## WHAT YOU WILL DO
[1] In the excerpt on the County's furlough plan, how much more than the SAC's recommendation was the FY 2009 budget that the County Council approved?
[2] In the excerpt on the County's furlough plan, list the circumstances surrounding Baltimore's furlough plan that the court gives after "e.g."
[3] Resume the excerpt on the County's furlough plan right after its final citation, and keep to its legal style.

## DOCUMENT

(begin)

As far back as January 1, 2008, the SAC
warned the County of the economic slowdown and the vulnerability of the County’s
revenue stream. (Paper 33 Ex. B.) In February, 2008, additional warnings were given to the County
Executive and the County Council by the Director of Housing and Community
Development, Thommie Thompson. He characterized the
County’s housing crisis as “alarming,” and stated that, “Prince George’s County
had the State’s highest number of foreclosure events . . . in the second
quarter of 2007.” (Paper 33 Ex. C.) Furthermore, the
County Executive himself forecasted that the County’s “General Fund Revenue
[would] slow down dramatically,” due to the significant decrease in property
and recordation taxes the County received. (Paper 8 Ex. 14.)
Yet, the County Executive proposed, and the County Council approved the FY 2009
budget, which was over $44 million more than what the SAC recommended. The
County now argues that the AFSCME Unions “knew full
well of the mortgage crisis that the County began to face in 2007”, and that
the “bubble was about to burst on the housing market.” (Paper
41 at 15.) This statement raises two unsettling issues. First, it
suggests that the County’s crisis can actually be documented
as far back as 2007, and second it calls into question the County’s claim -- that
its revenue shortfall was unexpected. Thus, the Court finds that neither the
magnitude nor the timing of the events which prompted the County’s furlough
plan approach the severity of those present in Baltimore Teachers Union.
b. Efforts to Exhaust Other Alternatives
Whether the County exhausted other
alternatives is important because, the majority in Baltimore Teachers Union
found in favor of the City of Baltimore because the City decided to furlough “only
when it concluded that it had no better alternatives . . . .” Baltimore
Teachers Union, 6 F.3d at
1020. Before implementing the furlough, the City of Baltimore, among other
things, considered closing its schools for a week. See id. at
1022. This idea was ultimately rejected, but it nevertheless
demonstrated the exceptional circumstances that the City of Baltimore faced. In light of the various other circumstances surrounding the
Baltimore’s furlough plan, e.g., the eleventh-hour nature of the cuts, the fact
that the City had already laid off a portion of its employees, and the
impending breakdown of government, Id. at 1021 (See Appellant’s Br. at 21), the
Fourth Circuit rejected the notion that the City was doing that which was “politically
expedient.” See United States Trust, 431 U.S. at 26; see also Ass’n of
Surrogates & Supreme Court Reporters, 940 F.2d
766, 773 (1991).

(end)

## MATERIAL
(begin)

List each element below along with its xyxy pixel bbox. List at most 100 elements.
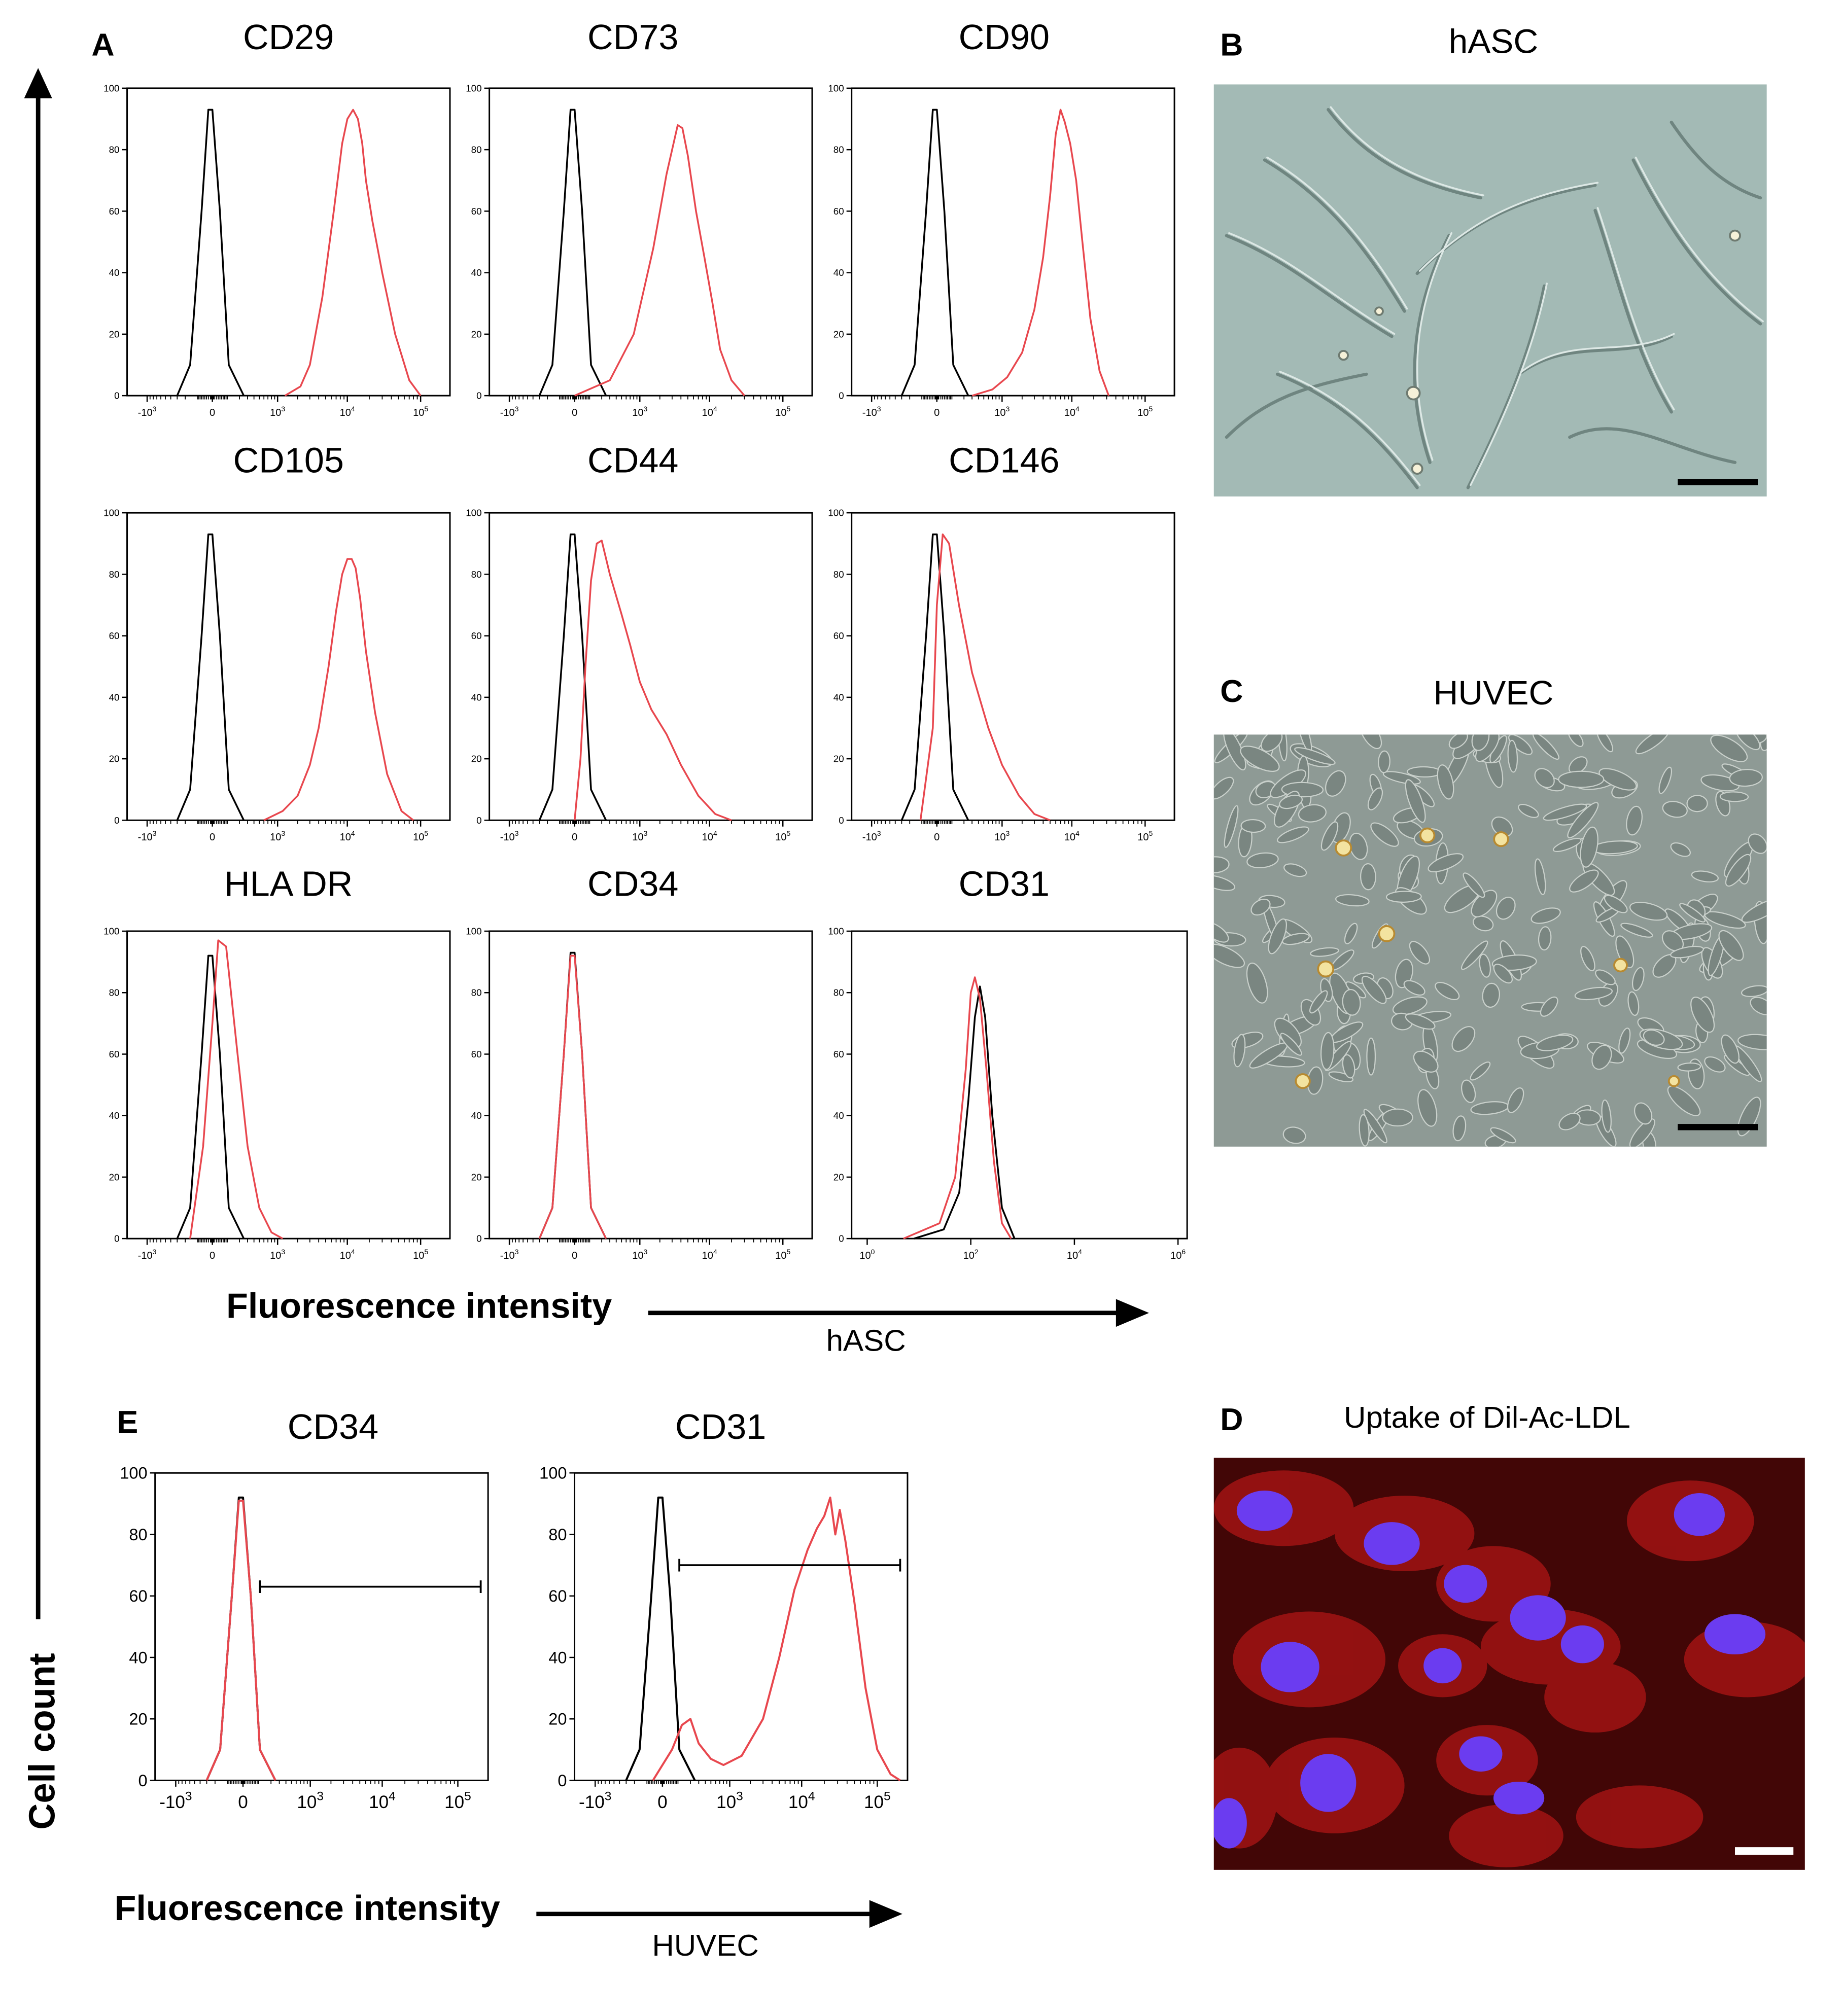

(end)

## PER-TASK ANSWERS
[1] Over $44 million more.

[2]
- The eleventh-hour nature of the cuts
- The fact that the City had already laid off a portion of its employees
- The impending breakdown of government

[3]
Here, although the County suggests to the
Court that it faced dire circumstances and had no other reasonable
alternatives, the record suggests otherwise and the County’s actions resemble
trappings of doing that which was “politically expedient.” See United States
Trust, 431 U.S. at 26. The County concedes that when it adopted the EFP, it had approximately $230 million in reserves. (Paper 8 Ex. 18.) The GFCR totaled
approximately $133 million, the GFOR totaled
approximately $53 million and the UFB totaled
approximately $44 million. (Id.) Although the GFCR is controlled by Section 806 of the County Charter, and may
only be appropriated, in accordance with Section 816, the other two funds do
not have any restrictions attached to them. As described by the County, the
purpose of the GFOR is to “ensure a reasonable degree
of stability in its programs over the long run,” and it “can be used to offset
the impact of budget emergencies or as a funding source for expenditures that
the County Executive and County Council determine would benefit the citizens of
Prince George’s County.” (Paper 48 Ex. 3.) According
to the County, the UFB is an unrestricted fund “used
to mitigate the impact of the declining housing market and the accompanied
dramatic slowdown of the revenue growth within the County.” Therefore, based on
the County’s own descriptions of the reserve funds, the Court finds that,
approximately $97 million was at the County’s disposal, as the County
contemplated implementing a furlough plan. Nothing in the facts recited by the
Fourth Circuit in Baltimore Teachers Union suggest
that the City of Baltimore had similar funds at its disposal, and, thus,
although the Court’s determination does not rest solely on the existence of
these funds, the Court does find their availability significant.
The County claims that it resorted to the
furlough plan to protect the “fiscal integrity” of the County, and that it
chose not use any reserve funds to address the shortfall because wise fiscal
policy dictates that reserve funds only be used for “one-time,”
as opposed to “on-going” expenditures. (Seeman
Depo. at 43.) The County describes “one-time” expenditures as “expenditures
that are not recurring,” such as “capital projects,” and on-going expenditures
as “people’s salaries . . . and fringe benefits. . . .” (Id.) While the County
repeatedly stated that as a matter of policy it chose not to draw down on the
reserve funds because it is not the County’s practice to use
fund balance for ongoing expenditures, the County also stated that the
furlough for FY 2009 was a “one-time savings.” (Id. at 44-45.) Moreover, Mr. Seeman conceded that each year the County, “as a general
matter of policy,” designates a portion of the UFB
for the following year to “either to balance the budget or pay for specific
one-time expenditures.” n30 (Id. at 63.) Mr. Seeman also made the rather equivocal remark that “you don’t
use [reserve funds] for ongoing expenditures unless you absolutely have to . .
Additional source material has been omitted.